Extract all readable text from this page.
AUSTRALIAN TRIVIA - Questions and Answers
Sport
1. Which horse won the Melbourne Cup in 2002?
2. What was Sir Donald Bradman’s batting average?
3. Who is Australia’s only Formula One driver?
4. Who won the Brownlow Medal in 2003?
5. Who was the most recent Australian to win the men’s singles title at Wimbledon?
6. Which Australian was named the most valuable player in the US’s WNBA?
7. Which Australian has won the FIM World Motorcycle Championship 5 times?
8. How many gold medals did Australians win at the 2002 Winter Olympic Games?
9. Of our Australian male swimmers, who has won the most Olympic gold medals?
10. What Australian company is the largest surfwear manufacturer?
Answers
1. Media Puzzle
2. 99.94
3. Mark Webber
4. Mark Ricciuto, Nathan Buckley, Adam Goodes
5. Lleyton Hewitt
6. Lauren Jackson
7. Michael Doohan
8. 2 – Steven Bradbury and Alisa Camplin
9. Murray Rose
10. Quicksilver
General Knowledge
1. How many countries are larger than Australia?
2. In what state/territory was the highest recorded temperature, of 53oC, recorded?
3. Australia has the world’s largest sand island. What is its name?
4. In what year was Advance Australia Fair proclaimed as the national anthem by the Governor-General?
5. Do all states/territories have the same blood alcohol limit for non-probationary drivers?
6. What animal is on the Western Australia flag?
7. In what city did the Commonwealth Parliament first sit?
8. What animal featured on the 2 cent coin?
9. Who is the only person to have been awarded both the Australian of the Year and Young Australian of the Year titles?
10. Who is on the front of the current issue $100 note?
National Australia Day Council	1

********

Exercise task
Identify all lines where the word "many" shows up. Copy them.

Answer to the exercise
8. How many gold medals did Australians win at the 2002 Winter Olympic Games?
1. How many countries are larger than Australia?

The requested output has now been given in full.